**WHAT TO WORK ON**
Each entry must be reproduced precisely as it stands.

>> Start

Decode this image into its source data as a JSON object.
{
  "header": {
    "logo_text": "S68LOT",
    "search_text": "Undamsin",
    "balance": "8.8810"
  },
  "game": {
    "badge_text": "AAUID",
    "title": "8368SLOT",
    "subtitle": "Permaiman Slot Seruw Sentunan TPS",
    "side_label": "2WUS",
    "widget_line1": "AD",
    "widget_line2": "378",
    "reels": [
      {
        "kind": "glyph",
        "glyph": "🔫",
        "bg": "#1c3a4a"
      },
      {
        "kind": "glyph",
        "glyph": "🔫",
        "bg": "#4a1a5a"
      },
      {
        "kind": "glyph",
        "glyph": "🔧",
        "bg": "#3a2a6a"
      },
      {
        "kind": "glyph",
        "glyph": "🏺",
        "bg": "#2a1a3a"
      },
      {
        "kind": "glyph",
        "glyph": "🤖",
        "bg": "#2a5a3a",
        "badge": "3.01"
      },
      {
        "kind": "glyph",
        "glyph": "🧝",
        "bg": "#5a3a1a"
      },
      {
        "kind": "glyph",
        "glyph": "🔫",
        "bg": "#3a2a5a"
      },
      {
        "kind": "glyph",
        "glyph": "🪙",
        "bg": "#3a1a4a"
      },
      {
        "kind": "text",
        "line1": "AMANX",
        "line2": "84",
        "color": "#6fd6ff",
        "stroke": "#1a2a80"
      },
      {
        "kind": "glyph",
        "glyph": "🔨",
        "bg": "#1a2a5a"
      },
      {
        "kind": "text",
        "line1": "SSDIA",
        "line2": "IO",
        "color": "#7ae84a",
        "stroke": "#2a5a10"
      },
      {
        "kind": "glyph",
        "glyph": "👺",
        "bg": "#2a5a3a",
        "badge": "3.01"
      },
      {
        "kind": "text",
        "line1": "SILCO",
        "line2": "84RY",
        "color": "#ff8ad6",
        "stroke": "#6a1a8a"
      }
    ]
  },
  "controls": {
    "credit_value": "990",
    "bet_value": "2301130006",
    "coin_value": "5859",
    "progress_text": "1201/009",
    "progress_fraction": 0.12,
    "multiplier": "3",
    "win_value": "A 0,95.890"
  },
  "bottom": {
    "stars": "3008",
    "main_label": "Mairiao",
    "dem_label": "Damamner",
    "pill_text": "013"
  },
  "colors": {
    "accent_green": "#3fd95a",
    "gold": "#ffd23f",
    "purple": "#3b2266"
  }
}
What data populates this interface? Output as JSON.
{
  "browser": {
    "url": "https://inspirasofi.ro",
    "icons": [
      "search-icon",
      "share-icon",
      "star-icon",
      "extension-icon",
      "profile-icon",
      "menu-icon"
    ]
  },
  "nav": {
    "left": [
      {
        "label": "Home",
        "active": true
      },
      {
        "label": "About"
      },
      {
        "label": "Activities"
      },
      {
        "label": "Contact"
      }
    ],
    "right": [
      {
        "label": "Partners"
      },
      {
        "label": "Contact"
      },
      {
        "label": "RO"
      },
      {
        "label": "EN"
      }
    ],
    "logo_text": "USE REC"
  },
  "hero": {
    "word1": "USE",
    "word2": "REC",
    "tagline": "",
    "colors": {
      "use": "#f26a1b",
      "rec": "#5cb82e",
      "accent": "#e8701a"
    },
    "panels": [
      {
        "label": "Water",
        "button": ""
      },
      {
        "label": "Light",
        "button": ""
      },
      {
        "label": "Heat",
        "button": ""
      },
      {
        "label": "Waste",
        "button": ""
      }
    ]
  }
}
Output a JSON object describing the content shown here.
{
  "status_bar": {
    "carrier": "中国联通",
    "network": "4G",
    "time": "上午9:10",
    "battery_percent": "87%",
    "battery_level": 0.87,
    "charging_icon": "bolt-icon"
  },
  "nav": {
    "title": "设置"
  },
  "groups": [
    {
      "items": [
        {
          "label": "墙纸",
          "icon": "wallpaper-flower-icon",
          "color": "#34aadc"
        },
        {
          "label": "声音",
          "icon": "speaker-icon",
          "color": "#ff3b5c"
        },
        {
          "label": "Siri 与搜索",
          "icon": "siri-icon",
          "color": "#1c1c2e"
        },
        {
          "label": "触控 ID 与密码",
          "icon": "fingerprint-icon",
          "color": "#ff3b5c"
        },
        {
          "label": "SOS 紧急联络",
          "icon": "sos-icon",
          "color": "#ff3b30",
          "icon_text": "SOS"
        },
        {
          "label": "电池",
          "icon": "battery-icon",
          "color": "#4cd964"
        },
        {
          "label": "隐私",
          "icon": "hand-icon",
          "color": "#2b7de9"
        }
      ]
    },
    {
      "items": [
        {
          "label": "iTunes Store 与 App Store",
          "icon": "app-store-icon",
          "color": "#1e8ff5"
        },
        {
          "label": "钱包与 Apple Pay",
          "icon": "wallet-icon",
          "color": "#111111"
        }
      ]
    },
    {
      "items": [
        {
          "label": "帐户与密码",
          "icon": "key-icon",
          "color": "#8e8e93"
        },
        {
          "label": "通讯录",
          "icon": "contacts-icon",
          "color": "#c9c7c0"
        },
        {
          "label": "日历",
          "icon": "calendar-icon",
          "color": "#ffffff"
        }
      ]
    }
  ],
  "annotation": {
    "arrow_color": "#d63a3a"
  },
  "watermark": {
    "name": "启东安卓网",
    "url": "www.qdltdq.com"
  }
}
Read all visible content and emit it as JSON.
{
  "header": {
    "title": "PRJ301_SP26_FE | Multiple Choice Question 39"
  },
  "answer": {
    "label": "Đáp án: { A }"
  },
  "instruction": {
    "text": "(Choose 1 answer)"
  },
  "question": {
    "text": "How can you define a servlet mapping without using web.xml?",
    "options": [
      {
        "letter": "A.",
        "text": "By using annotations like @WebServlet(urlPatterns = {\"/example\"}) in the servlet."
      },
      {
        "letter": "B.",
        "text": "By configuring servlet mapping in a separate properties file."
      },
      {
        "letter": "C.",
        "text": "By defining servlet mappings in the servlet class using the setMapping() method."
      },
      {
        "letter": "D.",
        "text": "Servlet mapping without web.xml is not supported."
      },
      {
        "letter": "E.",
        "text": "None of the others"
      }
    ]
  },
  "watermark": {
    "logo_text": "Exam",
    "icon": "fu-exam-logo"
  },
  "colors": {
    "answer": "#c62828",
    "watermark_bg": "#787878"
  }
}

>> End

**COMPLETED EXERCISE**
Decode this image into its source data as a JSON object.
{
  "header": {
    "logo_text": "S68LOT",
    "search_text": "Undamsin",
    "balance": "8.8810"
  },
  "game": {
    "badge_text": "AAUID",
    "title": "8368SLOT",
    "subtitle": "Permaiman Slot Seruw Sentunan TPS",
    "side_label": "2WUS",
    "widget_line1": "AD",
    "widget_line2": "378",
    "reels": [
      {
        "kind": "glyph",
        "glyph": "🔫",
        "bg": "#1c3a4a"
      },
      {
        "kind": "glyph",
        "glyph": "🔫",
        "bg": "#4a1a5a"
      },
      {
        "kind": "glyph",
        "glyph": "🔧",
        "bg": "#3a2a6a"
      },
      {
        "kind": "glyph",
        "glyph": "🏺",
        "bg": "#2a1a3a"
      },
      {
        "kind": "glyph",
        "glyph": "🤖",
        "bg": "#2a5a3a",
        "badge": "3.01"
      },
      {
        "kind": "glyph",
        "glyph": "🧝",
        "bg": "#5a3a1a"
      },
      {
        "kind": "glyph",
        "glyph": "🔫",
        "bg": "#3a2a5a"
      },
      {
        "kind": "glyph",
        "glyph": "🪙",
        "bg": "#3a1a4a"
      },
      {
        "kind": "text",
        "line1": "AMANX",
        "line2": "84",
        "color": "#6fd6ff",
        "stroke": "#1a2a80"
      },
      {
        "kind": "glyph",
        "glyph": "🔨",
        "bg": "#1a2a5a"
      },
      {
        "kind": "text",
        "line1": "SSDIA",
        "line2": "IO",
        "color": "#7ae84a",
        "stroke": "#2a5a10"
      },
      {
        "kind": "glyph",
        "glyph": "👺",
        "bg": "#2a5a3a",
        "badge": "3.01"
      },
      {
        "kind": "text",
        "line1": "SILCO",
        "line2": "84RY",
        "color": "#ff8ad6",
        "stroke": "#6a1a8a"
      }
    ]
  },
  "controls": {
    "credit_value": "990",
    "bet_value": "2301130006",
    "coin_value": "5859",
    "progress_text": "1201/009",
    "progress_fraction": 0.12,
    "multiplier": "3",
    "win_value": "A 0,95.890"
  },
  "bottom": {
    "stars": "3008",
    "main_label": "Mairiao",
    "dem_label": "Damamner",
    "pill_text": "013"
  },
  "colors": {
    "accent_green": "#3fd95a",
    "gold": "#ffd23f",
    "purple": "#3b2266"
  }
}
What data populates this interface? Output as JSON.
{
  "browser": {
    "url": "https://inspirasofi.ro",
    "icons": [
      "search-icon",
      "share-icon",
      "star-icon",
      "extension-icon",
      "profile-icon",
      "menu-icon"
    ]
  },
  "nav": {
    "left": [
      {
        "label": "Home",
        "active": true
      },
      {
        "label": "About"
      },
      {
        "label": "Activities"
      },
      {
        "label": "Contact"
      }
    ],
    "right": [
      {
        "label": "Partners"
      },
      {
        "label": "Contact"
      },
      {
        "label": "RO"
      },
      {
        "label": "EN"
      }
    ],
    "logo_text": "USE REC"
  },
  "hero": {
    "word1": "USE",
    "word2": "REC",
    "tagline": "",
    "colors": {
      "use": "#f26a1b",
      "rec": "#5cb82e",
      "accent": "#e8701a"
    },
    "panels": [
      {
        "label": "Water",
        "button": ""
      },
      {
        "label": "Light",
        "button": ""
      },
      {
        "label": "Heat",
        "button": ""
      },
      {
        "label": "Waste",
        "button": ""
      }
    ]
  }
}
Output a JSON object describing the content shown here.
{
  "status_bar": {
    "carrier": "中国联通",
    "network": "4G",
    "time": "上午9:10",
    "battery_percent": "87%",
    "battery_level": 0.87,
    "charging_icon": "bolt-icon"
  },
  "nav": {
    "title": "设置"
  },
  "groups": [
    {
      "items": [
        {
          "label": "墙纸",
          "icon": "wallpaper-flower-icon",
          "color": "#34aadc"
        },
        {
          "label": "声音",
          "icon": "speaker-icon",
          "color": "#ff3b5c"
        },
        {
          "label": "Siri 与搜索",
          "icon": "siri-icon",
          "color": "#1c1c2e"
        },
        {
          "label": "触控 ID 与密码",
          "icon": "fingerprint-icon",
          "color": "#ff3b5c"
        },
        {
          "label": "SOS 紧急联络",
          "icon": "sos-icon",
          "color": "#ff3b30",
          "icon_text": "SOS"
        },
        {
          "label": "电池",
          "icon": "battery-icon",
          "color": "#4cd964"
        },
        {
          "label": "隐私",
          "icon": "hand-icon",
          "color": "#2b7de9"
        }
      ]
    },
    {
      "items": [
        {
          "label": "iTunes Store 与 App Store",
          "icon": "app-store-icon",
          "color": "#1e8ff5"
        },
        {
          "label": "钱包与 Apple Pay",
          "icon": "wallet-icon",
          "color": "#111111"
        }
      ]
    },
    {
      "items": [
        {
          "label": "帐户与密码",
          "icon": "key-icon",
          "color": "#8e8e93"
        },
        {
          "label": "通讯录",
          "icon": "contacts-icon",
          "color": "#c9c7c0"
        },
        {
          "label": "日历",
          "icon": "calendar-icon",
          "color": "#ffffff"
        }
      ]
    }
  ],
  "annotation": {
    "arrow_color": "#d63a3a"
  },
  "watermark": {
    "name": "启东安卓网",
    "url": "www.qdltdq.com"
  }
}
Read all visible content and emit it as JSON.
{
  "header": {
    "title": "PRJ301_SP26_FE | Multiple Choice Question 39"
  },
  "answer": {
    "label": "Đáp án: { A }"
  },
  "instruction": {
    "text": "(Choose 1 answer)"
  },
  "question": {
    "text": "How can you define a servlet mapping without using web.xml?",
    "options": [
      {
        "letter": "A.",
        "text": "By using annotations like @WebServlet(urlPatterns = {\"/example\"}) in the servlet."
      },
      {
        "letter": "B.",
        "text": "By configuring servlet mapping in a separate properties file."
      },
      {
        "letter": "C.",
        "text": "By defining servlet mappings in the servlet class using the setMapping() method."
      },
      {
        "letter": "D.",
        "text": "Servlet mapping without web.xml is not supported."
      },
      {
        "letter": "E.",
        "text": "None of the others"
      }
    ]
  },
  "watermark": {
    "logo_text": "Exam",
    "icon": "fu-exam-logo"
  },
  "colors": {
    "answer": "#c62828",
    "watermark_bg": "#787878"
  }
}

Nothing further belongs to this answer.